# Supplied data
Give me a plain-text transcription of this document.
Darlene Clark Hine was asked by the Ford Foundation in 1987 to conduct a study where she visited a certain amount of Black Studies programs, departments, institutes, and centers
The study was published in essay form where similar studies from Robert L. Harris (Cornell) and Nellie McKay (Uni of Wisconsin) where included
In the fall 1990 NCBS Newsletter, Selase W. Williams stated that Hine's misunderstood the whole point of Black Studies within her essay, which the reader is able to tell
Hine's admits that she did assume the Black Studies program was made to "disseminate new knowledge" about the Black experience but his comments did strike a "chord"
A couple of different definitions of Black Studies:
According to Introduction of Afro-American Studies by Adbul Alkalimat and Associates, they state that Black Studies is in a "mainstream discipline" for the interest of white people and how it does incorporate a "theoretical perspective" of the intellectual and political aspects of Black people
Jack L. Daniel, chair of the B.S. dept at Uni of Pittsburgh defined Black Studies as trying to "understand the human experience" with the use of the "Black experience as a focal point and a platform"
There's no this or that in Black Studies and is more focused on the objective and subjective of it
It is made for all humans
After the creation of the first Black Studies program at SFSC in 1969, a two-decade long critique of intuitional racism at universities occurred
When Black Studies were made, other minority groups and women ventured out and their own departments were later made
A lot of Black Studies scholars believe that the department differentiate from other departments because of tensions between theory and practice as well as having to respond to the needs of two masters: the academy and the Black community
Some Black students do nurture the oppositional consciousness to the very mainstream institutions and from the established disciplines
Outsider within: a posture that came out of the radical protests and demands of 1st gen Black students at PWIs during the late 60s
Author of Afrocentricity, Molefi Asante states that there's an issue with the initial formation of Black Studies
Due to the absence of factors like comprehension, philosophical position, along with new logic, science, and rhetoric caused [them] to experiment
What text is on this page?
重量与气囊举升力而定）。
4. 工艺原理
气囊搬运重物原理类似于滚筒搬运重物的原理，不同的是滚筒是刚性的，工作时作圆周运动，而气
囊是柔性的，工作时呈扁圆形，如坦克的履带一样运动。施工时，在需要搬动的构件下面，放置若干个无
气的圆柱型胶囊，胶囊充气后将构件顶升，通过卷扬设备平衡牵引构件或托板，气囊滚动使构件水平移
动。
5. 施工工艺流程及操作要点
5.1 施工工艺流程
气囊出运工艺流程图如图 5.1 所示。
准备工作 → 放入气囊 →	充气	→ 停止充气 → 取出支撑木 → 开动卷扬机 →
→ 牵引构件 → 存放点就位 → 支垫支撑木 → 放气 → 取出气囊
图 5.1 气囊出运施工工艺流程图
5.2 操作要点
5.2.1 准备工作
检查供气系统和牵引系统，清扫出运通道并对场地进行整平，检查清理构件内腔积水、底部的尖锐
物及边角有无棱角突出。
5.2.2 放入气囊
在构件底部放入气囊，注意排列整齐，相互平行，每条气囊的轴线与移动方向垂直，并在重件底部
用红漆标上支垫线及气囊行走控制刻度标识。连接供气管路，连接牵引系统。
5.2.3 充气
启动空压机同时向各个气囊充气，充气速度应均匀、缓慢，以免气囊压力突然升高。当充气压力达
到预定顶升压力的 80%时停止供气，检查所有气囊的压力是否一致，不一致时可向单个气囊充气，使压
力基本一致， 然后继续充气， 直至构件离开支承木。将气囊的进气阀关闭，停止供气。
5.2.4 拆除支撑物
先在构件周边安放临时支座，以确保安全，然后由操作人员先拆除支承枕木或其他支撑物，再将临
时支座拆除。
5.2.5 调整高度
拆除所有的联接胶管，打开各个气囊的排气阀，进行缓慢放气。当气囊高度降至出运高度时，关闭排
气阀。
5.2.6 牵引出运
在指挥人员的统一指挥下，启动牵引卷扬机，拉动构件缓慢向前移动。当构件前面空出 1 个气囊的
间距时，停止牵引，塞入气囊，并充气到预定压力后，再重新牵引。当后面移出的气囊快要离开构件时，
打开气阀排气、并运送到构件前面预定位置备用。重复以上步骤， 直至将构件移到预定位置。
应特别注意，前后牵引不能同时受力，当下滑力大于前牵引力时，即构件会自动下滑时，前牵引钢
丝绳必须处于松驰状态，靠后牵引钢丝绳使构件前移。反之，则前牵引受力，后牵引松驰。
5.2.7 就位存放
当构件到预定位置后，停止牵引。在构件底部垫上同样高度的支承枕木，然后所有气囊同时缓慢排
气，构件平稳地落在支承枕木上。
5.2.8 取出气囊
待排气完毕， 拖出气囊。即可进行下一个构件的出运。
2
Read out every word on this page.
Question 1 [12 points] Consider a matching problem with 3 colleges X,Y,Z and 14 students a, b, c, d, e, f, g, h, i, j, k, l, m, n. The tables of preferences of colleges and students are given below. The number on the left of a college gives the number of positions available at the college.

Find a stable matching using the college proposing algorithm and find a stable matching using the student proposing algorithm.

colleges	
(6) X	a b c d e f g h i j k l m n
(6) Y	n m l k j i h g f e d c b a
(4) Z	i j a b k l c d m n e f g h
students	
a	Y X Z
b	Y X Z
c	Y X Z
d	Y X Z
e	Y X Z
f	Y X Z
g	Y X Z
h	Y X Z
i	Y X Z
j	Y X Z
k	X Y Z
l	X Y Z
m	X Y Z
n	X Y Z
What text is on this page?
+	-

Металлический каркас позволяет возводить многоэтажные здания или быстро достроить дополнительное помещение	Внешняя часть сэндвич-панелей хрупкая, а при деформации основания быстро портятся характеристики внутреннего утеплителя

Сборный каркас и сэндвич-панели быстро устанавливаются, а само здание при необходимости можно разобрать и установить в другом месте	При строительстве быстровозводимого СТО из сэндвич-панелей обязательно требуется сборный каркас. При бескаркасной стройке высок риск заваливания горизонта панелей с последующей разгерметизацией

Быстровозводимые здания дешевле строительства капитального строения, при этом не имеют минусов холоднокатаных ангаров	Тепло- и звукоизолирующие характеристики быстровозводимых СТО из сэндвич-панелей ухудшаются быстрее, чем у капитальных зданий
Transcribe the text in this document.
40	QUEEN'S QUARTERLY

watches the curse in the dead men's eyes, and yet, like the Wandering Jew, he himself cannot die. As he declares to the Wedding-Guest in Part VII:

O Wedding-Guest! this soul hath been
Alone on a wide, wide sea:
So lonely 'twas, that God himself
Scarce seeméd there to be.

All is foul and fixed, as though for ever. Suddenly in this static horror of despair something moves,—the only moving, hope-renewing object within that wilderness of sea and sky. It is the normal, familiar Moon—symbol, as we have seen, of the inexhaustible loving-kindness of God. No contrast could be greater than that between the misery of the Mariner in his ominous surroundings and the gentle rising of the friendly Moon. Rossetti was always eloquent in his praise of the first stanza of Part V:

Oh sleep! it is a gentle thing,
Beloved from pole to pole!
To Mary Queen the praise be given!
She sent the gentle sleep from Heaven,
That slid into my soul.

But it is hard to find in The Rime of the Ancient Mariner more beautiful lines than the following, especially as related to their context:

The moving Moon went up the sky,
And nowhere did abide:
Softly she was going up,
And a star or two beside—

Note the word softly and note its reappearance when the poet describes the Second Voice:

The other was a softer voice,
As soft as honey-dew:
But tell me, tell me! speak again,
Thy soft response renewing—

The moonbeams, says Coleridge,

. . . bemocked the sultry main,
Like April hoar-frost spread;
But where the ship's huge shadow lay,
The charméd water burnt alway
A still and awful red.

# Task brief
Exactly as they are written, print the entries again.

# Correct output
Give me a plain-text transcription of this document.
Darlene Clark Hine was asked by the Ford Foundation in 1987 to conduct a study where she visited a certain amount of Black Studies programs, departments, institutes, and centers
The study was published in essay form where similar studies from Robert L. Harris (Cornell) and Nellie McKay (Uni of Wisconsin) where included
In the fall 1990 NCBS Newsletter, Selase W. Williams stated that Hine's misunderstood the whole point of Black Studies within her essay, which the reader is able to tell
Hine's admits that she did assume the Black Studies program was made to "disseminate new knowledge" about the Black experience but his comments did strike a "chord"
A couple of different definitions of Black Studies:
According to Introduction of Afro-American Studies by Adbul Alkalimat and Associates, they state that Black Studies is in a "mainstream discipline" for the interest of white people and how it does incorporate a "theoretical perspective" of the intellectual and political aspects of Black people
Jack L. Daniel, chair of the B.S. dept at Uni of Pittsburgh defined Black Studies as trying to "understand the human experience" with the use of the "Black experience as a focal point and a platform"
There's no this or that in Black Studies and is more focused on the objective and subjective of it
It is made for all humans
After the creation of the first Black Studies program at SFSC in 1969, a two-decade long critique of intuitional racism at universities occurred
When Black Studies were made, other minority groups and women ventured out and their own departments were later made
A lot of Black Studies scholars believe that the department differentiate from other departments because of tensions between theory and practice as well as having to respond to the needs of two masters: the academy and the Black community
Some Black students do nurture the oppositional consciousness to the very mainstream institutions and from the established disciplines
Outsider within: a posture that came out of the radical protests and demands of 1st gen Black students at PWIs during the late 60s
Author of Afrocentricity, Molefi Asante states that there's an issue with the initial formation of Black Studies
Due to the absence of factors like comprehension, philosophical position, along with new logic, science, and rhetoric caused [them] to experiment
What text is on this page?
重量与气囊举升力而定）。
4. 工艺原理
气囊搬运重物原理类似于滚筒搬运重物的原理，不同的是滚筒是刚性的，工作时作圆周运动，而气
囊是柔性的，工作时呈扁圆形，如坦克的履带一样运动。施工时，在需要搬动的构件下面，放置若干个无
气的圆柱型胶囊，胶囊充气后将构件顶升，通过卷扬设备平衡牵引构件或托板，气囊滚动使构件水平移
动。
5. 施工工艺流程及操作要点
5.1 施工工艺流程
气囊出运工艺流程图如图 5.1 所示。
准备工作 → 放入气囊 →	充气	→ 停止充气 → 取出支撑木 → 开动卷扬机 →
→ 牵引构件 → 存放点就位 → 支垫支撑木 → 放气 → 取出气囊
图 5.1 气囊出运施工工艺流程图
5.2 操作要点
5.2.1 准备工作
检查供气系统和牵引系统，清扫出运通道并对场地进行整平，检查清理构件内腔积水、底部的尖锐
物及边角有无棱角突出。
5.2.2 放入气囊
在构件底部放入气囊，注意排列整齐，相互平行，每条气囊的轴线与移动方向垂直，并在重件底部
用红漆标上支垫线及气囊行走控制刻度标识。连接供气管路，连接牵引系统。
5.2.3 充气
启动空压机同时向各个气囊充气，充气速度应均匀、缓慢，以免气囊压力突然升高。当充气压力达
到预定顶升压力的 80%时停止供气，检查所有气囊的压力是否一致，不一致时可向单个气囊充气，使压
力基本一致， 然后继续充气， 直至构件离开支承木。将气囊的进气阀关闭，停止供气。
5.2.4 拆除支撑物
先在构件周边安放临时支座，以确保安全，然后由操作人员先拆除支承枕木或其他支撑物，再将临
时支座拆除。
5.2.5 调整高度
拆除所有的联接胶管，打开各个气囊的排气阀，进行缓慢放气。当气囊高度降至出运高度时，关闭排
气阀。
5.2.6 牵引出运
在指挥人员的统一指挥下，启动牵引卷扬机，拉动构件缓慢向前移动。当构件前面空出 1 个气囊的
间距时，停止牵引，塞入气囊，并充气到预定压力后，再重新牵引。当后面移出的气囊快要离开构件时，
打开气阀排气、并运送到构件前面预定位置备用。重复以上步骤， 直至将构件移到预定位置。
应特别注意，前后牵引不能同时受力，当下滑力大于前牵引力时，即构件会自动下滑时，前牵引钢
丝绳必须处于松驰状态，靠后牵引钢丝绳使构件前移。反之，则前牵引受力，后牵引松驰。
5.2.7 就位存放
当构件到预定位置后，停止牵引。在构件底部垫上同样高度的支承枕木，然后所有气囊同时缓慢排
气，构件平稳地落在支承枕木上。
5.2.8 取出气囊
待排气完毕， 拖出气囊。即可进行下一个构件的出运。
2
Read out every word on this page.
Question 1 [12 points] Consider a matching problem with 3 colleges X,Y,Z and 14 students a, b, c, d, e, f, g, h, i, j, k, l, m, n. The tables of preferences of colleges and students are given below. The number on the left of a college gives the number of positions available at the college.

Find a stable matching using the college proposing algorithm and find a stable matching using the student proposing algorithm.

colleges	
(6) X	a b c d e f g h i j k l m n
(6) Y	n m l k j i h g f e d c b a
(4) Z	i j a b k l c d m n e f g h
students	
a	Y X Z
b	Y X Z
c	Y X Z
d	Y X Z
e	Y X Z
f	Y X Z
g	Y X Z
h	Y X Z
i	Y X Z
j	Y X Z
k	X Y Z
l	X Y Z
m	X Y Z
n	X Y Z
What text is on this page?
+	-

Металлический каркас позволяет возводить многоэтажные здания или быстро достроить дополнительное помещение	Внешняя часть сэндвич-панелей хрупкая, а при деформации основания быстро портятся характеристики внутреннего утеплителя

Сборный каркас и сэндвич-панели быстро устанавливаются, а само здание при необходимости можно разобрать и установить в другом месте	При строительстве быстровозводимого СТО из сэндвич-панелей обязательно требуется сборный каркас. При бескаркасной стройке высок риск заваливания горизонта панелей с последующей разгерметизацией

Быстровозводимые здания дешевле строительства капитального строения, при этом не имеют минусов холоднокатаных ангаров	Тепло- и звукоизолирующие характеристики быстровозводимых СТО из сэндвич-панелей ухудшаются быстрее, чем у капитальных зданий
Transcribe the text in this document.
40	QUEEN'S QUARTERLY

watches the curse in the dead men's eyes, and yet, like the Wandering Jew, he himself cannot die. As he declares to the Wedding-Guest in Part VII:

O Wedding-Guest! this soul hath been
Alone on a wide, wide sea:
So lonely 'twas, that God himself
Scarce seeméd there to be.

All is foul and fixed, as though for ever. Suddenly in this static horror of despair something moves,—the only moving, hope-renewing object within that wilderness of sea and sky. It is the normal, familiar Moon—symbol, as we have seen, of the inexhaustible loving-kindness of God. No contrast could be greater than that between the misery of the Mariner in his ominous surroundings and the gentle rising of the friendly Moon. Rossetti was always eloquent in his praise of the first stanza of Part V:

Oh sleep! it is a gentle thing,
Beloved from pole to pole!
To Mary Queen the praise be given!
She sent the gentle sleep from Heaven,
That slid into my soul.

But it is hard to find in The Rime of the Ancient Mariner more beautiful lines than the following, especially as related to their context:

The moving Moon went up the sky,
And nowhere did abide:
Softly she was going up,
And a star or two beside—

Note the word softly and note its reappearance when the poet describes the Second Voice:

The other was a softer voice,
As soft as honey-dew:
But tell me, tell me! speak again,
Thy soft response renewing—

The moonbeams, says Coleridge,

. . . bemocked the sultry main,
Like April hoar-frost spread;
But where the ship's huge shadow lay,
The charméd water burnt alway
A still and awful red.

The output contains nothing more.